_Task brief_.
Tally the lines holding the word "name" and state the count by itself.

[Collected data entries]
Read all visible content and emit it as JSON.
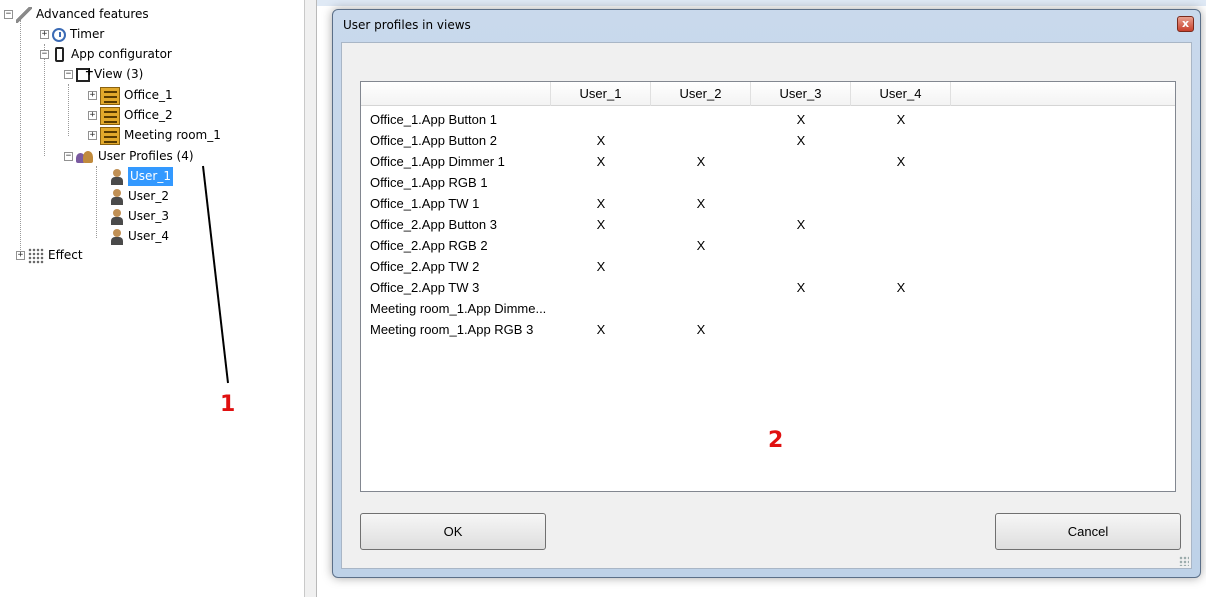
{
  "tree": {
    "root_label": "Advanced features",
    "timer_label": "Timer",
    "app_configurator_label": "App configurator",
    "view_label": "View (3)",
    "views": [
      "Office_1",
      "Office_2",
      "Meeting room_1"
    ],
    "user_profiles_label": "User Profiles (4)",
    "users": [
      "User_1",
      "User_2",
      "User_3",
      "User_4"
    ],
    "selected_user": "User_1",
    "effect_label": "Effect"
  },
  "callouts": {
    "one": "1",
    "two": "2"
  },
  "dialog": {
    "title": "User profiles in views",
    "close_glyph": "x",
    "columns": [
      "User_1",
      "User_2",
      "User_3",
      "User_4"
    ],
    "rows": [
      {
        "name": "Office_1.App Button 1",
        "marks": [
          "",
          "",
          "X",
          "X"
        ]
      },
      {
        "name": "Office_1.App Button 2",
        "marks": [
          "X",
          "",
          "X",
          ""
        ]
      },
      {
        "name": "Office_1.App Dimmer 1",
        "marks": [
          "X",
          "X",
          "",
          "X"
        ]
      },
      {
        "name": "Office_1.App RGB 1",
        "marks": [
          "",
          "",
          "",
          ""
        ]
      },
      {
        "name": "Office_1.App TW 1",
        "marks": [
          "X",
          "X",
          "",
          ""
        ]
      },
      {
        "name": "Office_2.App Button 3",
        "marks": [
          "X",
          "",
          "X",
          ""
        ]
      },
      {
        "name": "Office_2.App RGB 2",
        "marks": [
          "",
          "X",
          "",
          ""
        ]
      },
      {
        "name": "Office_2.App TW 2",
        "marks": [
          "X",
          "",
          "",
          ""
        ]
      },
      {
        "name": "Office_2.App TW 3",
        "marks": [
          "",
          "",
          "X",
          "X"
        ]
      },
      {
        "name": "Meeting room_1.App Dimme...",
        "marks": [
          "",
          "",
          "",
          ""
        ]
      },
      {
        "name": "Meeting room_1.App RGB 3",
        "marks": [
          "X",
          "X",
          "",
          ""
        ]
      }
    ],
    "ok_label": "OK",
    "cancel_label": "Cancel"
  },
  "colors": {
    "selection": "#3399ff",
    "callout": "#e01010",
    "dialog_frame": "#c9d9ec"
  }
}
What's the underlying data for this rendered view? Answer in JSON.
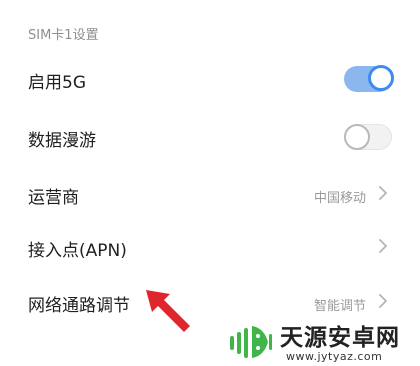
{
  "section_title": "SIM卡1设置",
  "rows": [
    {
      "label": "启用5G",
      "toggle": "on",
      "toggle_color": "#3d8bf2"
    },
    {
      "label": "数据漫游",
      "toggle": "off"
    },
    {
      "label": "运营商",
      "value": "中国移动"
    },
    {
      "label": "接入点(APN)",
      "value": ""
    },
    {
      "label": "网络通路调节",
      "value": "智能调节"
    }
  ],
  "annotation_arrow_color": "#e0262d",
  "watermark": {
    "title": "天源安卓网",
    "url": "www.jytyaz.com",
    "logo_color": "#3fb54a"
  }
}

_Response for this exercise_.
11